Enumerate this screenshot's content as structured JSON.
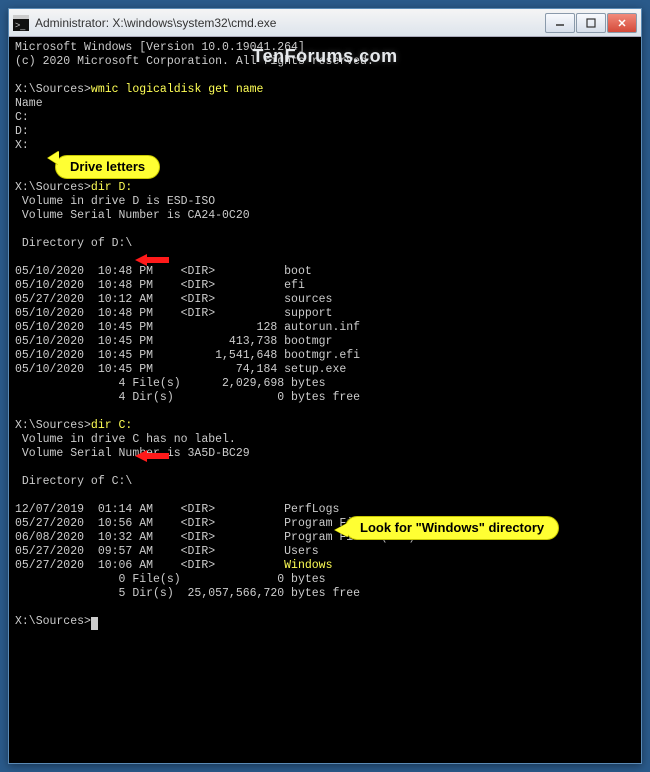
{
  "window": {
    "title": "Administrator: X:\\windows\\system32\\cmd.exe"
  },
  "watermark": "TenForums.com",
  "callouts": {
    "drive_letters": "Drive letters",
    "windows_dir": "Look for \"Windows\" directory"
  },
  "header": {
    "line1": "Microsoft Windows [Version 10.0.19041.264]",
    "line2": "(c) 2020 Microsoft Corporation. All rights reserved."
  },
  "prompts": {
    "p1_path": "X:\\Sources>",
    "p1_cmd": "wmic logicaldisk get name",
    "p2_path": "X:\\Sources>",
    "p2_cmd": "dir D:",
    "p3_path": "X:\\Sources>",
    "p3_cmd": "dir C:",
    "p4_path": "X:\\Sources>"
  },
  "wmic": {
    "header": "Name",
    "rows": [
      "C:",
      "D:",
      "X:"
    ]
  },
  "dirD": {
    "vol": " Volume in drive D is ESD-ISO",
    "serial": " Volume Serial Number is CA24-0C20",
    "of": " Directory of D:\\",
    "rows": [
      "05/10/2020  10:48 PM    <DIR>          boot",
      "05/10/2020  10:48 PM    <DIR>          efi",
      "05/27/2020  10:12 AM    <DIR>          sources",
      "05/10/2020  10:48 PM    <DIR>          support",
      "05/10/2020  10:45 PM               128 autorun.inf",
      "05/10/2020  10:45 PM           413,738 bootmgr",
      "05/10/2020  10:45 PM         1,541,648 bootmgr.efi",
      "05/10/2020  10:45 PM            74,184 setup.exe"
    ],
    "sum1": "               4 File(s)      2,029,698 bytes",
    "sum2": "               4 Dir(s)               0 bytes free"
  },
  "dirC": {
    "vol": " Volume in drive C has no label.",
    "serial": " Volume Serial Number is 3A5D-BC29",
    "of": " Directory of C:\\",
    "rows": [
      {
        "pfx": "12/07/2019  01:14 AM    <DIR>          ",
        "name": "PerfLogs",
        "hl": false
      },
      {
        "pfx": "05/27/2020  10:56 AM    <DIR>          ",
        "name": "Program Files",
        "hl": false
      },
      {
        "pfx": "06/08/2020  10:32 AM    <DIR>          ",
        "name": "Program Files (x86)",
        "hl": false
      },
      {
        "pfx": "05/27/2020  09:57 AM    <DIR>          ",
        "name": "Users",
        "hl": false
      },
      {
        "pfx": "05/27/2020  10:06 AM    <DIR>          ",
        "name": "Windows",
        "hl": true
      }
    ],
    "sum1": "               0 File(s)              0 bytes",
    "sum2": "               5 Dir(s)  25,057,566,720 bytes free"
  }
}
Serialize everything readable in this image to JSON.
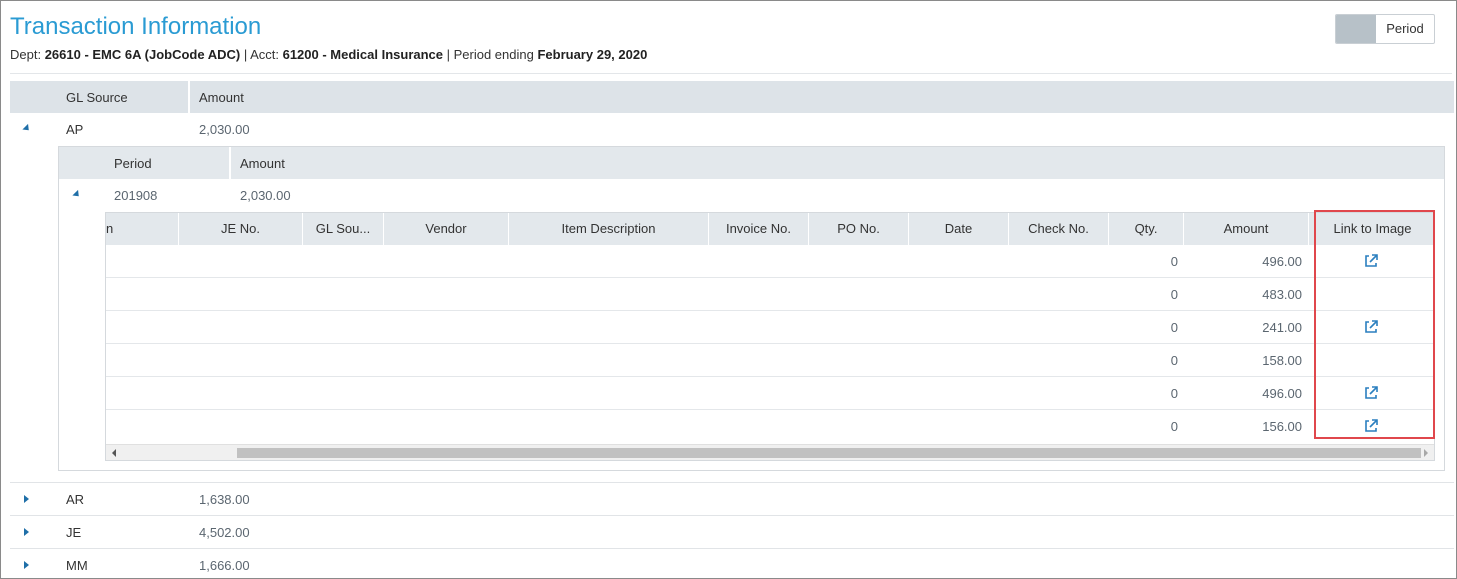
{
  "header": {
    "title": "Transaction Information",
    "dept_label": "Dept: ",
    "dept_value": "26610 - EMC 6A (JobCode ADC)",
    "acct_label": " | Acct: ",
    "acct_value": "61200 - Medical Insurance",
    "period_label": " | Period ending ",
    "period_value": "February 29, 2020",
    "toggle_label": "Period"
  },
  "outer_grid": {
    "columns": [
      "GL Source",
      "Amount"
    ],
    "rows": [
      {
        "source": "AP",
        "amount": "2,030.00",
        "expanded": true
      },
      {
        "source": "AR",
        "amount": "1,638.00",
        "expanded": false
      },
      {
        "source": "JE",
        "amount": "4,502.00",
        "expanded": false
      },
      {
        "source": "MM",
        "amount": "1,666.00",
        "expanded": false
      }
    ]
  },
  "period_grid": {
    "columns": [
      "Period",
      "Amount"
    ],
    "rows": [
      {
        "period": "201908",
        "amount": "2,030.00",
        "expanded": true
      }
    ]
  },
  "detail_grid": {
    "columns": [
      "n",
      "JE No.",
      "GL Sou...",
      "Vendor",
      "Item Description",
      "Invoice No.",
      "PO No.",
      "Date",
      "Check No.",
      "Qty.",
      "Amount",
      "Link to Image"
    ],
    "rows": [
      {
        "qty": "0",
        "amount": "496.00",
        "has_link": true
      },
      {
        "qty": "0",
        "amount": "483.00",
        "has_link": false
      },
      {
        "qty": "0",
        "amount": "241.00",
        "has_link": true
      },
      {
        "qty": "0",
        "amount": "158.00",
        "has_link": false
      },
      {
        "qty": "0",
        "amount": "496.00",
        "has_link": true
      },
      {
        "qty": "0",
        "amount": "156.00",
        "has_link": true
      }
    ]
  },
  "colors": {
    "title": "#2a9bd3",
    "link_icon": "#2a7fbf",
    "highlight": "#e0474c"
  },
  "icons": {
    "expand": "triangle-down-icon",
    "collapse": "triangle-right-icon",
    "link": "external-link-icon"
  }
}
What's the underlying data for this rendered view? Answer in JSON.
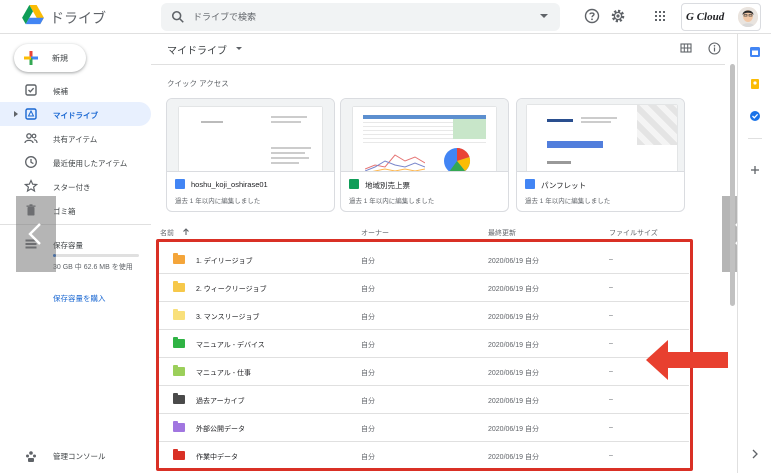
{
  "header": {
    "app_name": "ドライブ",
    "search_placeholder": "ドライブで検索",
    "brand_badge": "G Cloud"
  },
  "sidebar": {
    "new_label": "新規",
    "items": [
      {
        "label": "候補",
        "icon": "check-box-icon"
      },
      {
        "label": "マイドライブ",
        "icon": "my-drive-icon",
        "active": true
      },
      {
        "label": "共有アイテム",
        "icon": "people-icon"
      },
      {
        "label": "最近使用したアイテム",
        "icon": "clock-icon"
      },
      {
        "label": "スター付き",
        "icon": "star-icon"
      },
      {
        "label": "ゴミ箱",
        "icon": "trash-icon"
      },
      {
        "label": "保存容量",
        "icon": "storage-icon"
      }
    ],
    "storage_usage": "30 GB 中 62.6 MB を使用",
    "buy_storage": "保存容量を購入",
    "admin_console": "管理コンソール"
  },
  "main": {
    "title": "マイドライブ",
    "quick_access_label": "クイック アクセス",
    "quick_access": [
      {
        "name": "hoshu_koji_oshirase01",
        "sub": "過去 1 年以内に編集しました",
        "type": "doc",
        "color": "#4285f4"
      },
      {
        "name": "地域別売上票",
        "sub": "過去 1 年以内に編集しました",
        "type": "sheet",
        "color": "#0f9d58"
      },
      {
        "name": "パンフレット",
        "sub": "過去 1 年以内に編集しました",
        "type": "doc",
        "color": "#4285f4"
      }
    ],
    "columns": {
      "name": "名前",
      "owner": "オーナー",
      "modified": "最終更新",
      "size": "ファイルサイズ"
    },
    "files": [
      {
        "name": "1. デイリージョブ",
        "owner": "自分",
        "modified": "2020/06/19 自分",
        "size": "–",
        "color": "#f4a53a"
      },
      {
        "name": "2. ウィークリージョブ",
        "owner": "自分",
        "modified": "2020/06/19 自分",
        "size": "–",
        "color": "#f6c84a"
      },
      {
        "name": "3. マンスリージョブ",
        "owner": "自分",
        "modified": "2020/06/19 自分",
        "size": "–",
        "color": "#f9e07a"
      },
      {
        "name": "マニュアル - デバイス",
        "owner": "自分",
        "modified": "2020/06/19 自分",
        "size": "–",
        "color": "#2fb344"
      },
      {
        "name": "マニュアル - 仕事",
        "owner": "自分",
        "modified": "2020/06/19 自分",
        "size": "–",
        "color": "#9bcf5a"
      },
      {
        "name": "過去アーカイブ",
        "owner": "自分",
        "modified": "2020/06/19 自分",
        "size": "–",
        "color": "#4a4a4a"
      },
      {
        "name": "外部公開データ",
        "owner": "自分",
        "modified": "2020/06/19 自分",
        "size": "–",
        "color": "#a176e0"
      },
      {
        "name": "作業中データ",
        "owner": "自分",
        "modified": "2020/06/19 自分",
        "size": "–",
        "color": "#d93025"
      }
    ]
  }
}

┄┄┄┄┄┄┄┄┄┄┄┄┄┄┄┄┄┄┄┄

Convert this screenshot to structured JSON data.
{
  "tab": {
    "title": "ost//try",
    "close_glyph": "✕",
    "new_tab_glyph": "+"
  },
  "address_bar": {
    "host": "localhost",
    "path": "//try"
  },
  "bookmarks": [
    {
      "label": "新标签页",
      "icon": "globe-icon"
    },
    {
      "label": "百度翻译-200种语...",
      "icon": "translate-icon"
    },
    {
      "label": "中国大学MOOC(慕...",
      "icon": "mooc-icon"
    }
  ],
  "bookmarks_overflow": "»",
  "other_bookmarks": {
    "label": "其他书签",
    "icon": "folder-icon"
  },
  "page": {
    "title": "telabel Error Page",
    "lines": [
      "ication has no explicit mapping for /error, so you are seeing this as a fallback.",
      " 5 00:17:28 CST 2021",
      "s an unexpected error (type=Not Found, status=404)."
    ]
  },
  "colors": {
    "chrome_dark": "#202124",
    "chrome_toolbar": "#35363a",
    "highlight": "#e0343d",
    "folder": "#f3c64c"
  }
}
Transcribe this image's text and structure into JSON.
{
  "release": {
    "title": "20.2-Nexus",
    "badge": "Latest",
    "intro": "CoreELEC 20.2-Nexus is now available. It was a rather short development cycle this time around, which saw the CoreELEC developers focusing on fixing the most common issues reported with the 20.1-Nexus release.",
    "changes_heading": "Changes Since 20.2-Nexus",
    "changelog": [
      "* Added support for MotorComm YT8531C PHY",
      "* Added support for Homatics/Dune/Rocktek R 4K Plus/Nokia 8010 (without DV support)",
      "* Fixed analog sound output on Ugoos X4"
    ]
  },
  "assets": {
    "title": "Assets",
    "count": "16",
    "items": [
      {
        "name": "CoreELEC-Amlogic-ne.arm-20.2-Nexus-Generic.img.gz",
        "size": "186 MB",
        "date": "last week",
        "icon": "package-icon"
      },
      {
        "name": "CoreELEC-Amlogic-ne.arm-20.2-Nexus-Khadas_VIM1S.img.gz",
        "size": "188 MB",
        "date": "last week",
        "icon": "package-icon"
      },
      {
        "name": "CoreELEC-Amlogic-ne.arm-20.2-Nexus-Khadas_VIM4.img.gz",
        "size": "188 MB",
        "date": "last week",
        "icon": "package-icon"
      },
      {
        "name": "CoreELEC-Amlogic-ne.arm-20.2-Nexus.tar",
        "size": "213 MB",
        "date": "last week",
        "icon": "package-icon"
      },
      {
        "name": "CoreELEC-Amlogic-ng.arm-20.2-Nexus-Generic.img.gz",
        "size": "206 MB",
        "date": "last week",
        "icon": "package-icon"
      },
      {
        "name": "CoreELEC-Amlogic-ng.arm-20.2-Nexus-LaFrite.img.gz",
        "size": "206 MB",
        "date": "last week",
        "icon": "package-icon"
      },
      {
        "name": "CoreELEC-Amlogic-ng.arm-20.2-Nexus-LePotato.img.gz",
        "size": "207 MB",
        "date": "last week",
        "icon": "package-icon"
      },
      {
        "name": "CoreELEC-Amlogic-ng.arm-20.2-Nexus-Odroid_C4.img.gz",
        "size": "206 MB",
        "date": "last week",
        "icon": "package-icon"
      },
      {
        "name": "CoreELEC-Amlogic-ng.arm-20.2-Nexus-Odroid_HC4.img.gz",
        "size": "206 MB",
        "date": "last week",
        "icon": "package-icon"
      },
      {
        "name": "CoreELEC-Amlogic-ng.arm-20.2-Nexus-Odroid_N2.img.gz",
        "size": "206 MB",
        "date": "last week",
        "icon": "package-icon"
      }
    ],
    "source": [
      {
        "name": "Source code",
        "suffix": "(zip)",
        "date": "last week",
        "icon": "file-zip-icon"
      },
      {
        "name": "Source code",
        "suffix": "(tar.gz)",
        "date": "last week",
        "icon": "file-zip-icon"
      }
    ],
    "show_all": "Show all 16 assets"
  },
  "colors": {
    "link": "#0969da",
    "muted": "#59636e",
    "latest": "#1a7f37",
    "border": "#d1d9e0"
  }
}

┄┄┄┄┄┄┄┄┄┄┄┄┄┄┄┄┄┄┄┄

Within the material above, find the lines that contain the word "JSON"; copy them.

Enumerate this screenshot's content as structured JSON.
Serialize everything readable in this image to JSON.
What's the underlying data for this rendered view? Answer in JSON.
Convert this screenshot to structured JSON data.
Transcribe this image's text and structure into JSON.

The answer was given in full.